───── Material for the task

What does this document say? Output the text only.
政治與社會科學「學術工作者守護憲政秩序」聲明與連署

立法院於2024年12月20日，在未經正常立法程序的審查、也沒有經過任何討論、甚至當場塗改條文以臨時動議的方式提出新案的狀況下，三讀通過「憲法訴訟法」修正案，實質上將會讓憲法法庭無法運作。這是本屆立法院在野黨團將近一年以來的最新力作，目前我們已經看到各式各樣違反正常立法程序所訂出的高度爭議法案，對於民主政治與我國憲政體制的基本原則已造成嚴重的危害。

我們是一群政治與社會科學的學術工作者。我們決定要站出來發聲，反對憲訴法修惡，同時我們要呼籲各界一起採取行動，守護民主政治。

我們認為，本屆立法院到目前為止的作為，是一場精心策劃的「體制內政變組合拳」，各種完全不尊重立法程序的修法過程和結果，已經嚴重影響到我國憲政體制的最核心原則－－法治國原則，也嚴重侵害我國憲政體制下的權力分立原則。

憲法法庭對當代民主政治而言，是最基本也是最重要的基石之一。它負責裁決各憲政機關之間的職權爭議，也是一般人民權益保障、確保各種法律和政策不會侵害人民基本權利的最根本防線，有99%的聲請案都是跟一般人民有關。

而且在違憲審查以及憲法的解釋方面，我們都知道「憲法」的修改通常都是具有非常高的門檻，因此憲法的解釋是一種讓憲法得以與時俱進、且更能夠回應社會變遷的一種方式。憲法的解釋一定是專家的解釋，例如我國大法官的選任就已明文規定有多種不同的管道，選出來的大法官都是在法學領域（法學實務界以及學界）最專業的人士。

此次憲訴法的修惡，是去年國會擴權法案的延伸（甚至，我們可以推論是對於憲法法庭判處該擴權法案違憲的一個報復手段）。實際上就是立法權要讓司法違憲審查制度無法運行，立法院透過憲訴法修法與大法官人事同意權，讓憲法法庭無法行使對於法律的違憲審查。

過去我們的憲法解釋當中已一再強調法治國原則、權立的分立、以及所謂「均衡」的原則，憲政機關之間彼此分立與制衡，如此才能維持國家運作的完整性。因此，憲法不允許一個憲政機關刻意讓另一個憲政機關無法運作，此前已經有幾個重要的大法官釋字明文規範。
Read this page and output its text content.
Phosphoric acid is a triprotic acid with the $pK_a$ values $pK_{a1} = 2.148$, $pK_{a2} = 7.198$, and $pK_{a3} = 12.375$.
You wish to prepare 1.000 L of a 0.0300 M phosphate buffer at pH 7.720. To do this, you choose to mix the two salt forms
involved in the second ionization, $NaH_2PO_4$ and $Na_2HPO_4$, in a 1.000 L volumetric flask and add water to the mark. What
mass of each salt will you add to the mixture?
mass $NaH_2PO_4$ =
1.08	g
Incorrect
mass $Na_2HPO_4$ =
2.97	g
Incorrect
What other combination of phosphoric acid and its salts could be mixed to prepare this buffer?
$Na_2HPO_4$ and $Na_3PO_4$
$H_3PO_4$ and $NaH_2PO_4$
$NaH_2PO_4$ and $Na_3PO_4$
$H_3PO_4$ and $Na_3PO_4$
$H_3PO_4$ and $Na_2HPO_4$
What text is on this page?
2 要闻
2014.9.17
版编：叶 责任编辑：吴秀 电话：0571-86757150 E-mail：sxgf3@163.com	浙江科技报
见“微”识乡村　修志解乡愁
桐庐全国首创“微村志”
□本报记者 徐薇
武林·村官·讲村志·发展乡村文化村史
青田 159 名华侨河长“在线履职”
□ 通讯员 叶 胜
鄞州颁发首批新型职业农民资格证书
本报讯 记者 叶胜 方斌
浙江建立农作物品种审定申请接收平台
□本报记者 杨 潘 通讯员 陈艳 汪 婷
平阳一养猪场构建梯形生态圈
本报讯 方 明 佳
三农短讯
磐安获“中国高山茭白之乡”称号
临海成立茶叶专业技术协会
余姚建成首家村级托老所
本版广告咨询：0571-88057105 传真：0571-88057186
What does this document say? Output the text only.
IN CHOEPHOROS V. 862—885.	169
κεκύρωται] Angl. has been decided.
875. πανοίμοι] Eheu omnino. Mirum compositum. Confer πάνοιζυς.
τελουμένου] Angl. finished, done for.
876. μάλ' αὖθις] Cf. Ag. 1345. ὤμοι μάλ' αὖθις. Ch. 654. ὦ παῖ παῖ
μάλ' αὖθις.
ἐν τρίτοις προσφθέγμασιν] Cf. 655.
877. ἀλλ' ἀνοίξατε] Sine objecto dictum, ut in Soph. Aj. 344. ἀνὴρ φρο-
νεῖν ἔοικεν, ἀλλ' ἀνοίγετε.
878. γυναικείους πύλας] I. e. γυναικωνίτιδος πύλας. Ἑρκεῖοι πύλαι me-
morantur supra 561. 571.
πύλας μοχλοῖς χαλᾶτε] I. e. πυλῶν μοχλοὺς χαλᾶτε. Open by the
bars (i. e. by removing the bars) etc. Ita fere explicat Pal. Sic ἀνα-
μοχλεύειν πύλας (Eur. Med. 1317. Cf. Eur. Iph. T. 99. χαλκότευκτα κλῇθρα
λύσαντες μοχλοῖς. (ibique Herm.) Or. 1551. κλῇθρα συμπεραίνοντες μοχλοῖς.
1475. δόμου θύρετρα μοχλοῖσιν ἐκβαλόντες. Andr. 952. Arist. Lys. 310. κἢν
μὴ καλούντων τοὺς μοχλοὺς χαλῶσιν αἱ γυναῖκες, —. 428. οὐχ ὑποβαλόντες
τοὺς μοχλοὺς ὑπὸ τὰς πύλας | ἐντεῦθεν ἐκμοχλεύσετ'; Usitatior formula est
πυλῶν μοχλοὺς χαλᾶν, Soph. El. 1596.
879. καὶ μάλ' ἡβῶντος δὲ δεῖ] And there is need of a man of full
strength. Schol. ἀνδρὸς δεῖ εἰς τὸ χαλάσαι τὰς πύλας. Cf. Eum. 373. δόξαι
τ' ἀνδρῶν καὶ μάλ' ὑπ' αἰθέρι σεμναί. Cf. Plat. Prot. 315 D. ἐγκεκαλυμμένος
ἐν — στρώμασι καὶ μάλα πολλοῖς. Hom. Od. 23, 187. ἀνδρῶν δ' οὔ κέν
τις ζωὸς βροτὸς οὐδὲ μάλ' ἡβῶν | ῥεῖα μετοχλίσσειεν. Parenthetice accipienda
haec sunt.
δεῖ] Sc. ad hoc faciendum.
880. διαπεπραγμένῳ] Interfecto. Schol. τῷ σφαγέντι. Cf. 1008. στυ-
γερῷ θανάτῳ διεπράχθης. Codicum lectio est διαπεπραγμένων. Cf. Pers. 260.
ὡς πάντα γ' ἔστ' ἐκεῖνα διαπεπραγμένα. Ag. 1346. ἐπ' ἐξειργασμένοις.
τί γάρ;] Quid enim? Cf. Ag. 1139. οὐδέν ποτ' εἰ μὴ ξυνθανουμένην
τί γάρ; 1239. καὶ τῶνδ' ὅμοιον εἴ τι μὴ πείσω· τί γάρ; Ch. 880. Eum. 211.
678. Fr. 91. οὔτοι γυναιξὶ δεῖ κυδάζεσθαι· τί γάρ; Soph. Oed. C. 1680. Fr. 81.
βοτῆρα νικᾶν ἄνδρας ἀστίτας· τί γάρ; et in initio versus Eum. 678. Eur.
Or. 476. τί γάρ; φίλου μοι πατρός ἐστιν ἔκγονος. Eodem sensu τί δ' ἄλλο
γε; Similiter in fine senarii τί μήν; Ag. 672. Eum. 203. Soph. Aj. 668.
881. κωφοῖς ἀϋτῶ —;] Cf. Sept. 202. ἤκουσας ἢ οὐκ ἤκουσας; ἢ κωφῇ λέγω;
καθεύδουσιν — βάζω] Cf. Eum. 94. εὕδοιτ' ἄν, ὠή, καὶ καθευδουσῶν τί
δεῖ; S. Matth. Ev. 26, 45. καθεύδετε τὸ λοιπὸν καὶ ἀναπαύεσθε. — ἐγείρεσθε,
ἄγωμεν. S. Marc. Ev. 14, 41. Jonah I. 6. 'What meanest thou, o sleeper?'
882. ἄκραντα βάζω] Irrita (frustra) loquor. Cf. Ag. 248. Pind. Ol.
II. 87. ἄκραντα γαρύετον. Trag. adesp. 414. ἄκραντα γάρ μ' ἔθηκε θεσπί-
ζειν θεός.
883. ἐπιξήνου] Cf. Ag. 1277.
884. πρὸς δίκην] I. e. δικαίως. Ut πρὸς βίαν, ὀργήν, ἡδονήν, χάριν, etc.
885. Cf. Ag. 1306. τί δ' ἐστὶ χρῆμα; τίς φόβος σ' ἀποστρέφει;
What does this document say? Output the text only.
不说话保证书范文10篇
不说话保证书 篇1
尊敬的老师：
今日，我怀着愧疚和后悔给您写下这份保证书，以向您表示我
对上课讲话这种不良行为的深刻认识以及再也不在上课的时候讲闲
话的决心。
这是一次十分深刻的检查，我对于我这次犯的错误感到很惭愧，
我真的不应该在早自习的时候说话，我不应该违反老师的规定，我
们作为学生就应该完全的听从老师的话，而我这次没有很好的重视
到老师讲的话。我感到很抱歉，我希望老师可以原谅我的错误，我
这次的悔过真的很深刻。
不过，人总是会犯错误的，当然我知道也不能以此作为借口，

──────────

What is expected:
List the lines of the entries that include "μοχλοὺς".

Result of the exercise:
πύλας μοχλοῖς χαλᾶτε] I. e. πυλῶν μοχλοὺς χαλᾶτε. Open by the
μὴ καλούντων τοὺς μοχλοὺς χαλῶσιν αἱ γυναῖκες, —. 428. οὐχ ὑποβαλόντες
τοὺς μοχλοὺς ὑπὸ τὰς πύλας | ἐντεῦθεν ἐκμοχλεύσετ'; Usitatior formula est
πυλῶν μοχλοὺς χαλᾶν, Soph. El. 1596.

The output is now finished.